> [Task brief] Output each entry that follows exactly. Images stay out.

Extracts from a graphics dataset:

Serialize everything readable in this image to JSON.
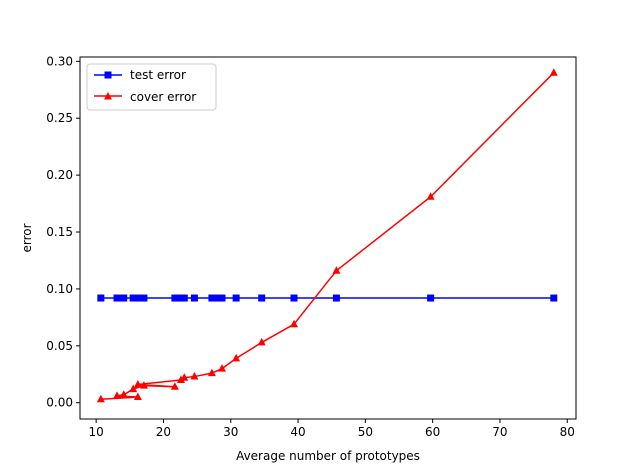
{
  "chart_data": {
    "type": "line",
    "title": "",
    "xlabel": "Average number of prototypes",
    "ylabel": "error",
    "xlim": [
      7.6,
      81.3
    ],
    "ylim": [
      -0.0143,
      0.3038
    ],
    "xticks": [
      10,
      20,
      30,
      40,
      50,
      60,
      70,
      80
    ],
    "yticks": [
      0.0,
      0.05,
      0.1,
      0.15,
      0.2,
      0.25,
      0.3
    ],
    "grid": false,
    "legend_position": "top-left",
    "series": [
      {
        "name": "test error",
        "color": "#0000ff",
        "marker": "square",
        "x": [
          10.7,
          13.1,
          14.1,
          15.5,
          16.2,
          17.1,
          21.7,
          22.6,
          23.1,
          24.6,
          27.2,
          28.1,
          28.7,
          30.8,
          34.6,
          39.4,
          45.7,
          59.7,
          78.0
        ],
        "y": [
          0.092,
          0.092,
          0.092,
          0.092,
          0.092,
          0.092,
          0.092,
          0.092,
          0.092,
          0.092,
          0.092,
          0.092,
          0.092,
          0.092,
          0.092,
          0.092,
          0.092,
          0.092,
          0.092
        ]
      },
      {
        "name": "cover error",
        "color": "#ff0000",
        "marker": "triangle",
        "x": [
          10.7,
          16.2,
          13.1,
          14.1,
          15.5,
          17.1,
          21.7,
          16.2,
          22.6,
          23.1,
          24.6,
          27.2,
          28.7,
          30.8,
          34.6,
          39.4,
          45.7,
          59.7,
          78.0
        ],
        "y": [
          0.003,
          0.005,
          0.006,
          0.007,
          0.012,
          0.015,
          0.014,
          0.016,
          0.02,
          0.022,
          0.023,
          0.026,
          0.03,
          0.039,
          0.053,
          0.069,
          0.116,
          0.181,
          0.29
        ]
      }
    ]
  }
}
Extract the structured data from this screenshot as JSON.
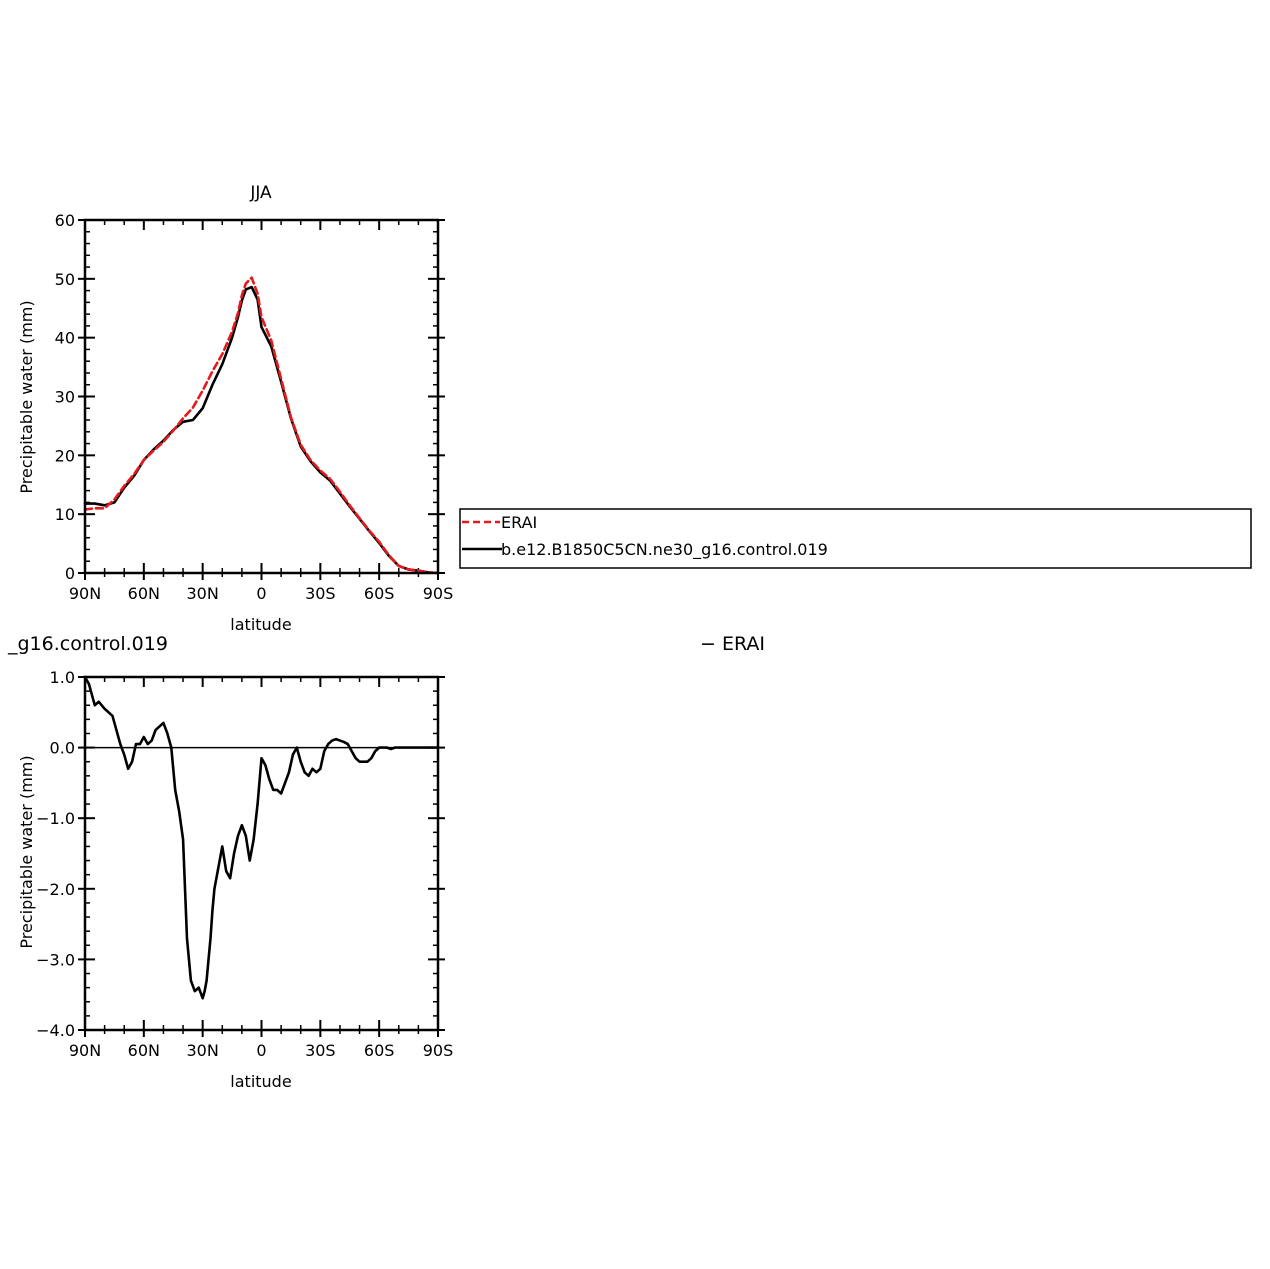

> [Answer to this exercise]
Serialize everything readable in this image to JSON.
{
  "chart_data": {
    "type": "line",
    "title": "",
    "xlabel": "Average number of prototypes",
    "ylabel": "error",
    "xlim": [
      7.6,
      81.3
    ],
    "ylim": [
      -0.0143,
      0.3038
    ],
    "xticks": [
      10,
      20,
      30,
      40,
      50,
      60,
      70,
      80
    ],
    "yticks": [
      0.0,
      0.05,
      0.1,
      0.15,
      0.2,
      0.25,
      0.3
    ],
    "grid": false,
    "legend_position": "top-left",
    "series": [
      {
        "name": "test error",
        "color": "#0000ff",
        "marker": "square",
        "x": [
          10.7,
          13.1,
          14.1,
          15.5,
          16.2,
          17.1,
          21.7,
          22.6,
          23.1,
          24.6,
          27.2,
          28.1,
          28.7,
          30.8,
          34.6,
          39.4,
          45.7,
          59.7,
          78.0
        ],
        "y": [
          0.092,
          0.092,
          0.092,
          0.092,
          0.092,
          0.092,
          0.092,
          0.092,
          0.092,
          0.092,
          0.092,
          0.092,
          0.092,
          0.092,
          0.092,
          0.092,
          0.092,
          0.092,
          0.092
        ]
      },
      {
        "name": "cover error",
        "color": "#ff0000",
        "marker": "triangle",
        "x": [
          10.7,
          16.2,
          13.1,
          14.1,
          15.5,
          17.1,
          21.7,
          16.2,
          22.6,
          23.1,
          24.6,
          27.2,
          28.7,
          30.8,
          34.6,
          39.4,
          45.7,
          59.7,
          78.0
        ],
        "y": [
          0.003,
          0.005,
          0.006,
          0.007,
          0.012,
          0.015,
          0.014,
          0.016,
          0.02,
          0.022,
          0.023,
          0.026,
          0.03,
          0.039,
          0.053,
          0.069,
          0.116,
          0.181,
          0.29
        ]
      }
    ]
  }
}
Extract the structured data from this screenshot as JSON.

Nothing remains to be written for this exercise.